--- start Provided passage ---
Sheryl Renee (center)

I'm going to have to go back and watch the 1992 film version of "Sister Act" to make sure, but I don't recall the plot, dialogue, and characters of the original being so inane as they are in the Broadway musical, currently packing the house at Town Hall Arts Center in Littleton, through June 16.

I seem to recall characters (played by luminaries like Maggie Smith and Harvey Keitel) that resembled actual humans rather than cartoonish buffoons, with gradual and credible development and meaningful arcs.

And I especially don't recall "Sister Act" the movie being so cynical and even hostile in its depiction of the Catholic Church, simultaneously appropriating and lampooning the institution, mocking the Faith and faithful.

On the plus side, the disco-fueled, meticulously and delightful choreographed (thank you, Christopher Page-Sanders!) pre-recorded musical numbers are absolutely wonderful. Every song is a revelation of late 1970s silliness, and did I mention that the dancing is terrific?
--- end Provided passage ---
§ **Instructions**
- a) Summarize the review of the "Sister Act" musical in two sentences.
- b) Repeat the stretch of the "Sister Act" review from "I seem to recall" through "and meaningful arcs.".
- c) Proceed with the "Sister Act" review from the point where it stops.
--- start Data rows ---
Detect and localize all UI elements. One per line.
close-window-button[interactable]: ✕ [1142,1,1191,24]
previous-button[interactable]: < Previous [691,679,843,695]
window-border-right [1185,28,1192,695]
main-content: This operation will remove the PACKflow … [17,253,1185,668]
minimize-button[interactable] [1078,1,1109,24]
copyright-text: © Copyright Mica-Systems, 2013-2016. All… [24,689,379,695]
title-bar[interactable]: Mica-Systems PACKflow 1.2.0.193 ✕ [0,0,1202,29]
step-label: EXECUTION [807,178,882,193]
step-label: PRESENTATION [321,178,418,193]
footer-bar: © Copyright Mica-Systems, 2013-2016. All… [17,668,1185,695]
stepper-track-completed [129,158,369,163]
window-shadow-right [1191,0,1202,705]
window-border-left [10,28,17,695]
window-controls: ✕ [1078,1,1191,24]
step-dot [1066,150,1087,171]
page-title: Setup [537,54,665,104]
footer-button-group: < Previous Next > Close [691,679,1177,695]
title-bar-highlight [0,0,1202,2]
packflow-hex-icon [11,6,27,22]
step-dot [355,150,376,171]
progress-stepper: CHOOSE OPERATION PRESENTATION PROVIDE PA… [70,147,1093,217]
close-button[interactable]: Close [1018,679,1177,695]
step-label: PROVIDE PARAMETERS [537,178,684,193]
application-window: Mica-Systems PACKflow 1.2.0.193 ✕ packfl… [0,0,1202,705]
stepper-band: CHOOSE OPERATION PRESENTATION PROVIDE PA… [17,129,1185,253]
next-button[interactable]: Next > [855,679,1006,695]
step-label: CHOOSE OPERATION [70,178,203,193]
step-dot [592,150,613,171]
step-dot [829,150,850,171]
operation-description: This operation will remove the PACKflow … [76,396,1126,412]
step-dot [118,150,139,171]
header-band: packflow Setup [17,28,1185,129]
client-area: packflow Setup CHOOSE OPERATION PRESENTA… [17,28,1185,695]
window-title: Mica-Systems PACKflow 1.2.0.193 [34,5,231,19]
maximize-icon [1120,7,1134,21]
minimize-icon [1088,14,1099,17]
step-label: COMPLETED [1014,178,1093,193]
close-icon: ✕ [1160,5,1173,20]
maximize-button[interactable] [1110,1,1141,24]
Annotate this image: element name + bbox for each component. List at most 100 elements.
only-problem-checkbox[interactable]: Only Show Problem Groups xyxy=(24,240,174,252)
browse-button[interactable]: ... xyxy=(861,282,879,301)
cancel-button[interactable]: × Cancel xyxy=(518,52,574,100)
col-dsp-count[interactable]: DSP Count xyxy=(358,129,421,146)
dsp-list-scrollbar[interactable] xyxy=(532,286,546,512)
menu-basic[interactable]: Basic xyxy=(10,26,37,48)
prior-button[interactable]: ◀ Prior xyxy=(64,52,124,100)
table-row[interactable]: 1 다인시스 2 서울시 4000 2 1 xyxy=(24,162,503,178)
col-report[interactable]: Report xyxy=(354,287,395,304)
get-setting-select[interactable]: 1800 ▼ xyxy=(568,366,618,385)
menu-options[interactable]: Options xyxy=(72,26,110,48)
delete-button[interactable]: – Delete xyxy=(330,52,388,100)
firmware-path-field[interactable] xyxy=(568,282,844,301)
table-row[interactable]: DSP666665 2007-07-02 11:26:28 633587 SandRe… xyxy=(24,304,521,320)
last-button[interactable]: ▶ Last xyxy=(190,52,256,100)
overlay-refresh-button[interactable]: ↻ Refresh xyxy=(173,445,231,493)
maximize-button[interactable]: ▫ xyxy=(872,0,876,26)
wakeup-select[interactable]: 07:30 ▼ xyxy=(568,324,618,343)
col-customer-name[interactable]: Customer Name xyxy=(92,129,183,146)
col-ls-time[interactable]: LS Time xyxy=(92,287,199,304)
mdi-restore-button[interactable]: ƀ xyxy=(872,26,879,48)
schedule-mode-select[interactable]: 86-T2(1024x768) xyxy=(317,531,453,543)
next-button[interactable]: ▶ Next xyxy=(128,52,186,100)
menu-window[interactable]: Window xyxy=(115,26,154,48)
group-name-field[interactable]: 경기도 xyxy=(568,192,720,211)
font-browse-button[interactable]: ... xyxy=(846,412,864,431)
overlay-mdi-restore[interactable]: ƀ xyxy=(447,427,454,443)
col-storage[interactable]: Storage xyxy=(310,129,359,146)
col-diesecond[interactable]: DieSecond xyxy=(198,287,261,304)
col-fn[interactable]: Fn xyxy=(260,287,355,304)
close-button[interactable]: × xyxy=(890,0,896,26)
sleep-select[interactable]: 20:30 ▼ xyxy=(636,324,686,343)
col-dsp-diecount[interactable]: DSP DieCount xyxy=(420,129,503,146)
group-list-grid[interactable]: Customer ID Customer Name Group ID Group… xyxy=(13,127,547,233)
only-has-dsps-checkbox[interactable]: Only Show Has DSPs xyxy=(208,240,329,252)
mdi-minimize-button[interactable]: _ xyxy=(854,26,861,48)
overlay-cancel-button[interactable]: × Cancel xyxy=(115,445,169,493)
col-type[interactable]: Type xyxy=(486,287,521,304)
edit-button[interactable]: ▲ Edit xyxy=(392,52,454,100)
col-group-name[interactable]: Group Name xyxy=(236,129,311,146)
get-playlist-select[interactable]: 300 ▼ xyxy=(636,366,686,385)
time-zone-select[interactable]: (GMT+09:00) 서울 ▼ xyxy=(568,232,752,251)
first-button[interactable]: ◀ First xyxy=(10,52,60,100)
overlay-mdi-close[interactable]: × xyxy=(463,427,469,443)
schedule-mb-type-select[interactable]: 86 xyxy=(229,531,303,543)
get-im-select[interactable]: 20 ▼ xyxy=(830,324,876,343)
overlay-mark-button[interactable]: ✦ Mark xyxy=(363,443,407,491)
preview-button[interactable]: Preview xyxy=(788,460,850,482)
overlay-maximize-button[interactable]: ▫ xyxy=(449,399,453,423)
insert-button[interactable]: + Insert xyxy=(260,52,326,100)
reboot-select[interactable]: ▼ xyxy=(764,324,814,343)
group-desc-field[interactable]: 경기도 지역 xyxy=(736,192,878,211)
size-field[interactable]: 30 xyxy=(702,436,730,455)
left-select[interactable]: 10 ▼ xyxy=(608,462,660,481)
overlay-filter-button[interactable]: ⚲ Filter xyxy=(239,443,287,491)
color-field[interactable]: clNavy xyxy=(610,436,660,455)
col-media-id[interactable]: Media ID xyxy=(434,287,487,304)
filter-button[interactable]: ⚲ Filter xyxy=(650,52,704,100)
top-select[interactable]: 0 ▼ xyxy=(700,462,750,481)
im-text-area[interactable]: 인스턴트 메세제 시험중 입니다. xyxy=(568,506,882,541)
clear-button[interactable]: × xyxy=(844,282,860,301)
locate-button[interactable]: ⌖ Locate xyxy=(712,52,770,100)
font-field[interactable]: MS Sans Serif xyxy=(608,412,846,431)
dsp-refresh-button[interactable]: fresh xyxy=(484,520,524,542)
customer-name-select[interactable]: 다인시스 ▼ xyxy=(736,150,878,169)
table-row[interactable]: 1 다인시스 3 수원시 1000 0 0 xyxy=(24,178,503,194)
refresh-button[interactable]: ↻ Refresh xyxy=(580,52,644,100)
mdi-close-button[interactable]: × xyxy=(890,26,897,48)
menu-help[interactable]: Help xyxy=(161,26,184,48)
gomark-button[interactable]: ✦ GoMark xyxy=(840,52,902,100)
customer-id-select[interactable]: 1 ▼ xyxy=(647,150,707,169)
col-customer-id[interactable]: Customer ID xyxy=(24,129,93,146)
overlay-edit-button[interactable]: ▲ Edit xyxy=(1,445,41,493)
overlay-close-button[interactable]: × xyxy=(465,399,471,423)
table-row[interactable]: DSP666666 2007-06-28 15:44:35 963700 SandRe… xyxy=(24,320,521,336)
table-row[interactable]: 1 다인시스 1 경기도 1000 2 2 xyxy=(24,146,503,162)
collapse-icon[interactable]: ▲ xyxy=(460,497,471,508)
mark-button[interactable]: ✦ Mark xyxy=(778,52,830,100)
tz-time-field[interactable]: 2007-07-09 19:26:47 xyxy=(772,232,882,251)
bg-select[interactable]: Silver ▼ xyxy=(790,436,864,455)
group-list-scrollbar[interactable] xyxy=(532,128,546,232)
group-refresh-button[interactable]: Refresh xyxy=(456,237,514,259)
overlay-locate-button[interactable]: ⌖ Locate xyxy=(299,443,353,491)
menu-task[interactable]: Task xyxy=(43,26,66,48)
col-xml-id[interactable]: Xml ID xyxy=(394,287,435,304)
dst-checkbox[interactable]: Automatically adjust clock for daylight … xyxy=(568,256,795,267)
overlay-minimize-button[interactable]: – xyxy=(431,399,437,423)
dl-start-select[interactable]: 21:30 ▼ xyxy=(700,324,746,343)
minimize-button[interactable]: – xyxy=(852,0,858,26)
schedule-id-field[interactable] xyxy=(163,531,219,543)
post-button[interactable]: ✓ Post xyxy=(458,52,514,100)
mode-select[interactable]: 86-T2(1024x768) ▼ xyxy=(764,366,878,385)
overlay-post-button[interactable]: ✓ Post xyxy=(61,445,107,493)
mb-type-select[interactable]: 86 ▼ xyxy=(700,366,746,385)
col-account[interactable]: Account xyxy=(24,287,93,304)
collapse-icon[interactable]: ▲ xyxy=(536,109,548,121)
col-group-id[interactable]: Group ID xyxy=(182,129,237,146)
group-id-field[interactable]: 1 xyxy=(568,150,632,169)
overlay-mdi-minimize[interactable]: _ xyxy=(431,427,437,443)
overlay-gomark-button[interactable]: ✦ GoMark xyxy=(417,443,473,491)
--- end Data rows ---
§ **Results by task**
- a) The reviewer finds the plot, dialogue, and characters of the Broadway musical "Sister Act," packing the house at Town Hall Arts Center in Littleton through June 16, more inane than they recall from the 1992 film, with cartoonish characters and a cynical, even hostile depiction of the Catholic Church. On the plus side, the disco-fueled, pre-recorded musical numbers and Christopher Page-Sanders's choreography are called absolutely wonderful.

- b)
I seem to recall characters (played by luminaries like Maggie Smith and Harvey Keitel) that resembled actual humans rather than cartoonish buffoons, with gradual and credible development and meaningful arcs.

- c)
Deloris (Sheryl Renee) is a fabulously talented nightclub singer who is unfairly and absurdly denied headliner status by her cheesy gangster boyfriend Curtis (Tony Rivera). Now I can believe Whoopi Goldberg as a tacky and tawdry, whiskey-soaked lounge floozy, but Sheryl Renee's roof-raising voice is way too good for her to be treated so badly. Her situation deteriorates further when Deloris accidentally witnesses Curtis execute one of his henchmen. She knows she's next on his hit list, and flees to the police, where she comes under the protective and damp chicken wing of Lt. Eddie "Sweaty Eddie" (played to perfection by Ben Hilzer), who carried a flame for her back in school.

Eddie moves Deloris into an unlikely safehouse, hiding her out at Queen of Angels Cathedral convent, where she tries hilariously to impersonate a nun, despite the protestations of the disciplined and otherwise kind Mother Superior (Maggie Lamb). Against all logic, Mother Superior fails to disclose the singer's identity or even her reason for being there to the cloistered nuns, who pose no security risk whatsoever.

Fish out of water hijinks ensue.

The action is fast and often funny, which isn't surprising with comic master Robert Wells in the director's chair.

There are a dozen imbecile nuns who can't sing, then can, then can't, until Deloris teaches them to be divas in about three minutes. A handful of henchmen who look like they stepped out of a '70s porno run around the city firing guns into the air. A priest (Brian Tramper) is dazzled by the singing/dancing nuns and exploits them to boost attendance and church donations, eventually finagling a command performance for the Pope himself.

Only Lamb, as the Mother Superior, maintains her dignity, and she acknowledges her faults with actual humility. The rest is "look at me" over-the-top, jump the shark, nuke the fridge silliness that somehow works because...disco.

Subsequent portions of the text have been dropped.